### Given problem 1
Return the part of the watch forum thread that opens with the words containing "I got it back" and closes with "fast per day.", copied exactly.

### Excerpted passage

※

Could cause a fast hand movement and a rapid time error, I would check that the barrel wall is clean and the slip-spring is correctly lubricated. And that the correct strength mainspring has been fitted. Hope this helps.


----------



## Peter-H (Feb 6, 2018)

I got it back and now it is running better than 1 second out per day! Time to test it on another ski trip


----------



## Peter-H (Feb 6, 2018)

4 days of skiing later and it is running about 1.5 seconds fast per day.

I haven't come off or hit anything but there is the normal range of "active arm motion", and the shock applied to the watch when planting the poles in the snow which right now is rock hard.

It looks like it has been fixed, but of course I don't know if the watchmaker did just the said spring.


----------



## Peter-H (Feb 6, 2018)

A few months later, the fault has returned...






Apologies for the malformed video.

※

Element and region data
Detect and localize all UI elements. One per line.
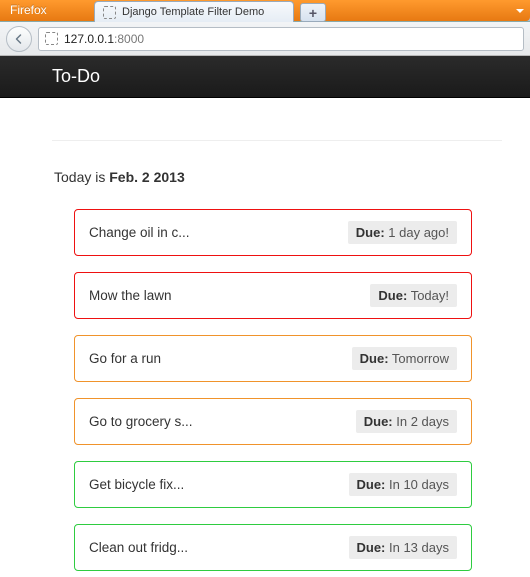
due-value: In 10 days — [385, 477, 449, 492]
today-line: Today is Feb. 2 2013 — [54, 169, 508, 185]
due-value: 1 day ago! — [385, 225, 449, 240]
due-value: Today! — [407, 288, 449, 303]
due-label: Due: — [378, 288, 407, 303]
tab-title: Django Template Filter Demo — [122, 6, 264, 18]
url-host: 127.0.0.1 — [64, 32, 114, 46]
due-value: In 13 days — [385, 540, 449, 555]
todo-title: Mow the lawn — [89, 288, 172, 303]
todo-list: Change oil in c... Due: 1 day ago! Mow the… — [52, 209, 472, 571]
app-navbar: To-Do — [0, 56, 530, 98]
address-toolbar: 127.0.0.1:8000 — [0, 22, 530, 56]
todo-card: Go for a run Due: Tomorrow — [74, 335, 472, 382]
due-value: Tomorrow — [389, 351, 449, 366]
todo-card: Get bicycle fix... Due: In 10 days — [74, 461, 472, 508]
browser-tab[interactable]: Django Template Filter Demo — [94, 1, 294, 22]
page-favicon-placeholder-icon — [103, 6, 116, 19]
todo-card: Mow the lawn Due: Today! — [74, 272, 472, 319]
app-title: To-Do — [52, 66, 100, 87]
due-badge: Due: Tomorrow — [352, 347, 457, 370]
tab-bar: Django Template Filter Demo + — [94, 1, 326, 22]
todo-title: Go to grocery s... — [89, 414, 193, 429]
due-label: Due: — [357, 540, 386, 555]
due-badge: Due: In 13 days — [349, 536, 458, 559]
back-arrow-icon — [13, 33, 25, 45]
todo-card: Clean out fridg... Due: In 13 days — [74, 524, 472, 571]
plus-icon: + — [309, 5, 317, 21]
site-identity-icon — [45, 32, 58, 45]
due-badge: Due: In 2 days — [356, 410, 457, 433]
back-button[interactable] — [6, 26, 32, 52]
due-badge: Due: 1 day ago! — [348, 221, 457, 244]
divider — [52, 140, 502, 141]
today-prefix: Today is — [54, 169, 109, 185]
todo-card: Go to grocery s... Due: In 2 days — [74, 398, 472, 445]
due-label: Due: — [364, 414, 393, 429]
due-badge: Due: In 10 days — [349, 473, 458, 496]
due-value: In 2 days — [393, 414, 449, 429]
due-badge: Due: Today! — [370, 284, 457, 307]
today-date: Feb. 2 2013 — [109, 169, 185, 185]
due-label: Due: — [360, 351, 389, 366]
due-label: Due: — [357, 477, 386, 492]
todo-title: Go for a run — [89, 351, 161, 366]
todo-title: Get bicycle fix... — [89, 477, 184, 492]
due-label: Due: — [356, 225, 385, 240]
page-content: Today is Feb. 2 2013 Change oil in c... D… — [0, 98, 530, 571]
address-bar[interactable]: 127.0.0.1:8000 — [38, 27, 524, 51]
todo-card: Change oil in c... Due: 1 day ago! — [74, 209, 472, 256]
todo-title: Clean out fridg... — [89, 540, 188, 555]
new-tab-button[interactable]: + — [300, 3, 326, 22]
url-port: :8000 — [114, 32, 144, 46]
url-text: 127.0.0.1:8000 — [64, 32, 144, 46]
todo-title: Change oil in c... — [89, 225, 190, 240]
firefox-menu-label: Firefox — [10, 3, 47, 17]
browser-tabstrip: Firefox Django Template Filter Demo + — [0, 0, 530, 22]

※

### Given problem 2
Retype the lines of the listing, starting at the line containing "due-value: In 10 days — [385, 477, 449, 492]" and ending at the line containing "back-button[interactable] — [6, 26, 32, 52]", with both of those lines included.

### Written reply 1
I got it back and now it is running better than 1 second out per day! Time to test it on another ski trip


----------



## Peter-H (Feb 6, 2018)

4 days of skiing later and it is running about 1.5 seconds fast per day.

### Written reply 2
due-value: In 10 days — [385, 477, 449, 492]
today-line: Today is Feb. 2 2013 — [54, 169, 508, 185]
due-value: 1 day ago! — [385, 225, 449, 240]
due-value: Today! — [407, 288, 449, 303]
due-label: Due: — [378, 288, 407, 303]
tab-title: Django Template Filter Demo — [122, 6, 264, 18]
url-host: 127.0.0.1 — [64, 32, 114, 46]
due-value: In 13 days — [385, 540, 449, 555]
todo-title: Mow the lawn — [89, 288, 172, 303]
todo-list: Change oil in c... Due: 1 day ago! Mow the… — [52, 209, 472, 571]
app-navbar: To-Do — [0, 56, 530, 98]
address-toolbar: 127.0.0.1:8000 — [0, 22, 530, 56]
todo-card: Go for a run Due: Tomorrow — [74, 335, 472, 382]
due-value: Tomorrow — [389, 351, 449, 366]
todo-card: Get bicycle fix... Due: In 10 days — [74, 461, 472, 508]
browser-tab[interactable]: Django Template Filter Demo — [94, 1, 294, 22]
page-favicon-placeholder-icon — [103, 6, 116, 19]
todo-card: Mow the lawn Due: Today! — [74, 272, 472, 319]
app-title: To-Do — [52, 66, 100, 87]
due-badge: Due: Tomorrow — [352, 347, 457, 370]
tab-bar: Django Template Filter Demo + — [94, 1, 326, 22]
todo-title: Go to grocery s... — [89, 414, 193, 429]
due-label: Due: — [357, 540, 386, 555]
due-badge: Due: In 13 days — [349, 536, 458, 559]
back-arrow-icon — [13, 33, 25, 45]
todo-card: Clean out fridg... Due: In 13 days — [74, 524, 472, 571]
plus-icon: + — [309, 5, 317, 21]
site-identity-icon — [45, 32, 58, 45]
due-badge: Due: In 2 days — [356, 410, 457, 433]
back-button[interactable] — [6, 26, 32, 52]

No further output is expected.